- CHALLENGE -
Each entry that follows is to be retyped exactly. Pictures do not belong in the copy.

-------- STORED RECORDS

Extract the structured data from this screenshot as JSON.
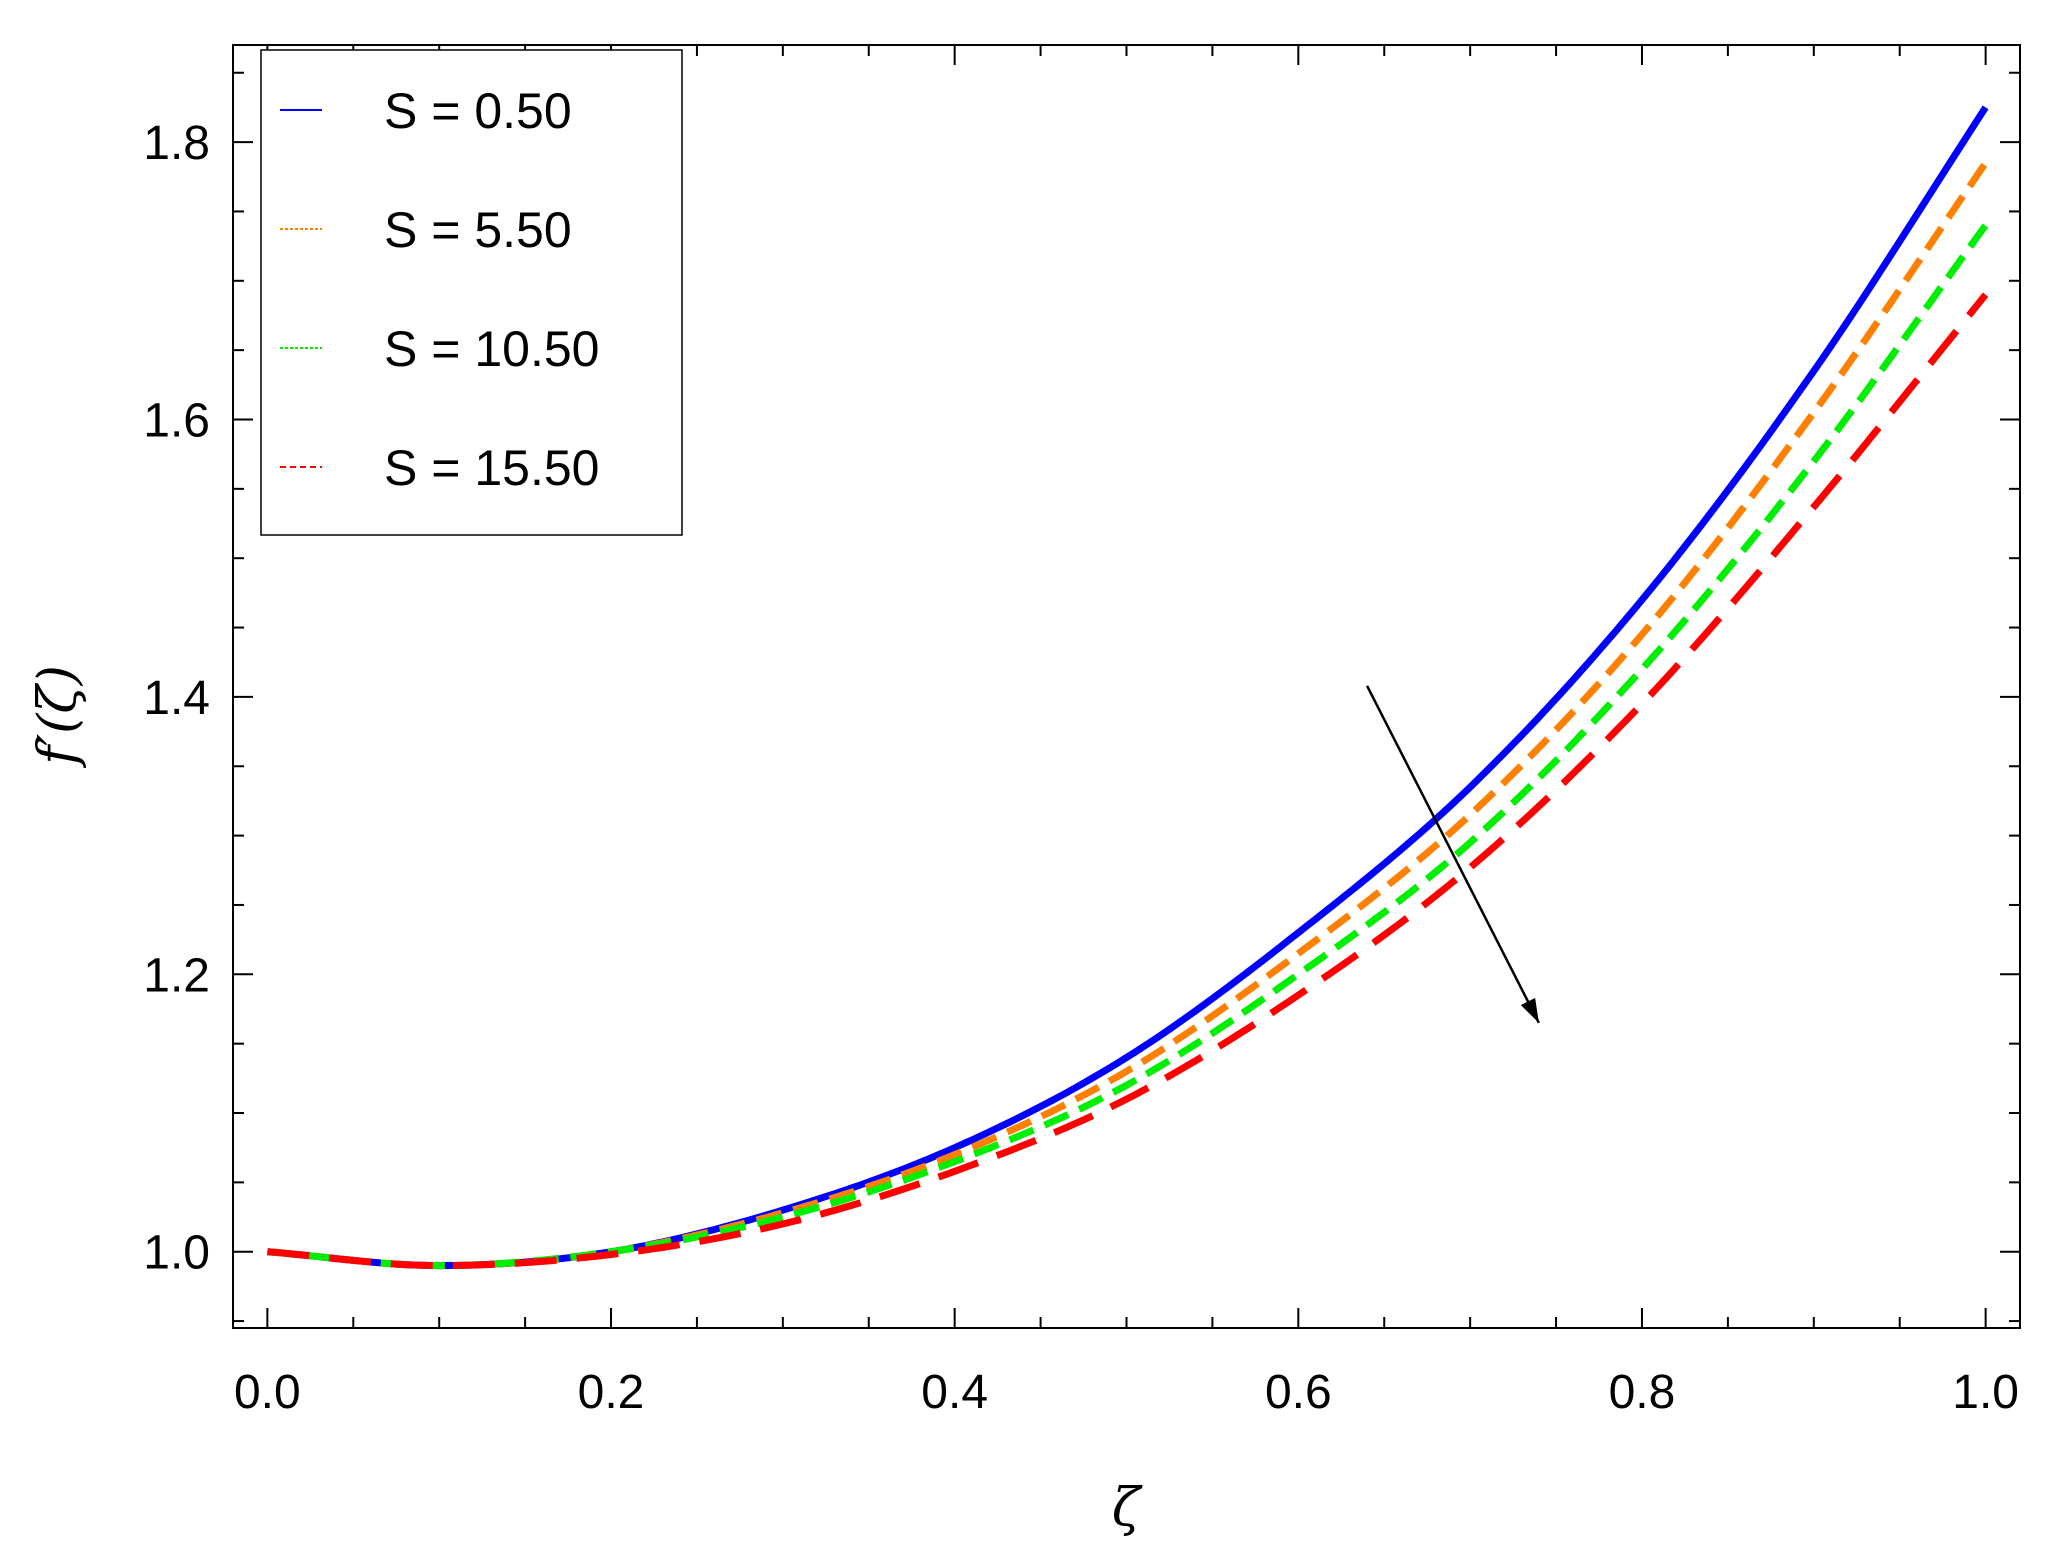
{
  "chart_data": {
    "type": "line",
    "xlabel": "ζ",
    "ylabel": "f′(ζ)",
    "xlim": [
      -0.02,
      1.02
    ],
    "ylim": [
      0.945,
      1.87
    ],
    "xticks": [
      0.0,
      0.2,
      0.4,
      0.6,
      0.8,
      1.0
    ],
    "xtick_labels": [
      "0.0",
      "0.2",
      "0.4",
      "0.6",
      "0.8",
      "1.0"
    ],
    "yticks": [
      1.0,
      1.2,
      1.4,
      1.6,
      1.8
    ],
    "ytick_labels": [
      "1.0",
      "1.2",
      "1.4",
      "1.6",
      "1.8"
    ],
    "grid": false,
    "legend_position": "top-left",
    "x": [
      0.0,
      0.1,
      0.2,
      0.3,
      0.4,
      0.5,
      0.6,
      0.7,
      0.8,
      0.9,
      1.0
    ],
    "series": [
      {
        "name": "S = 0.50",
        "color": "#0000ff",
        "style": "solid",
        "values": [
          1.0,
          0.99,
          1.0,
          1.03,
          1.075,
          1.14,
          1.23,
          1.335,
          1.47,
          1.635,
          1.825
        ]
      },
      {
        "name": "S = 5.50",
        "color": "#ff8000",
        "style": "dash",
        "values": [
          1.0,
          0.99,
          1.0,
          1.028,
          1.07,
          1.13,
          1.215,
          1.315,
          1.445,
          1.605,
          1.785
        ]
      },
      {
        "name": "S = 10.50",
        "color": "#00ee00",
        "style": "dash",
        "values": [
          1.0,
          0.99,
          1.0,
          1.025,
          1.065,
          1.12,
          1.2,
          1.295,
          1.42,
          1.57,
          1.74
        ]
      },
      {
        "name": "S = 15.50",
        "color": "#ff0000",
        "style": "longdash",
        "values": [
          1.0,
          0.99,
          0.998,
          1.02,
          1.058,
          1.11,
          1.185,
          1.277,
          1.395,
          1.537,
          1.69
        ]
      }
    ],
    "annotations": [
      {
        "type": "arrow",
        "from": [
          0.64,
          1.408
        ],
        "to": [
          0.74,
          1.165
        ],
        "color": "#000000"
      }
    ]
  }
}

----------------

- SOLUTION TO THE EXERCISE -
Extract the structured data from this screenshot as JSON.
{
  "chart_data": {
    "type": "line",
    "xlabel": "ζ",
    "ylabel": "f′(ζ)",
    "xlim": [
      -0.02,
      1.02
    ],
    "ylim": [
      0.945,
      1.87
    ],
    "xticks": [
      0.0,
      0.2,
      0.4,
      0.6,
      0.8,
      1.0
    ],
    "xtick_labels": [
      "0.0",
      "0.2",
      "0.4",
      "0.6",
      "0.8",
      "1.0"
    ],
    "yticks": [
      1.0,
      1.2,
      1.4,
      1.6,
      1.8
    ],
    "ytick_labels": [
      "1.0",
      "1.2",
      "1.4",
      "1.6",
      "1.8"
    ],
    "grid": false,
    "legend_position": "top-left",
    "x": [
      0.0,
      0.1,
      0.2,
      0.3,
      0.4,
      0.5,
      0.6,
      0.7,
      0.8,
      0.9,
      1.0
    ],
    "series": [
      {
        "name": "S = 0.50",
        "color": "#0000ff",
        "style": "solid",
        "values": [
          1.0,
          0.99,
          1.0,
          1.03,
          1.075,
          1.14,
          1.23,
          1.335,
          1.47,
          1.635,
          1.825
        ]
      },
      {
        "name": "S = 5.50",
        "color": "#ff8000",
        "style": "dash",
        "values": [
          1.0,
          0.99,
          1.0,
          1.028,
          1.07,
          1.13,
          1.215,
          1.315,
          1.445,
          1.605,
          1.785
        ]
      },
      {
        "name": "S = 10.50",
        "color": "#00ee00",
        "style": "dash",
        "values": [
          1.0,
          0.99,
          1.0,
          1.025,
          1.065,
          1.12,
          1.2,
          1.295,
          1.42,
          1.57,
          1.74
        ]
      },
      {
        "name": "S = 15.50",
        "color": "#ff0000",
        "style": "longdash",
        "values": [
          1.0,
          0.99,
          0.998,
          1.02,
          1.058,
          1.11,
          1.185,
          1.277,
          1.395,
          1.537,
          1.69
        ]
      }
    ],
    "annotations": [
      {
        "type": "arrow",
        "from": [
          0.64,
          1.408
        ],
        "to": [
          0.74,
          1.165
        ],
        "color": "#000000"
      }
    ]
  }
}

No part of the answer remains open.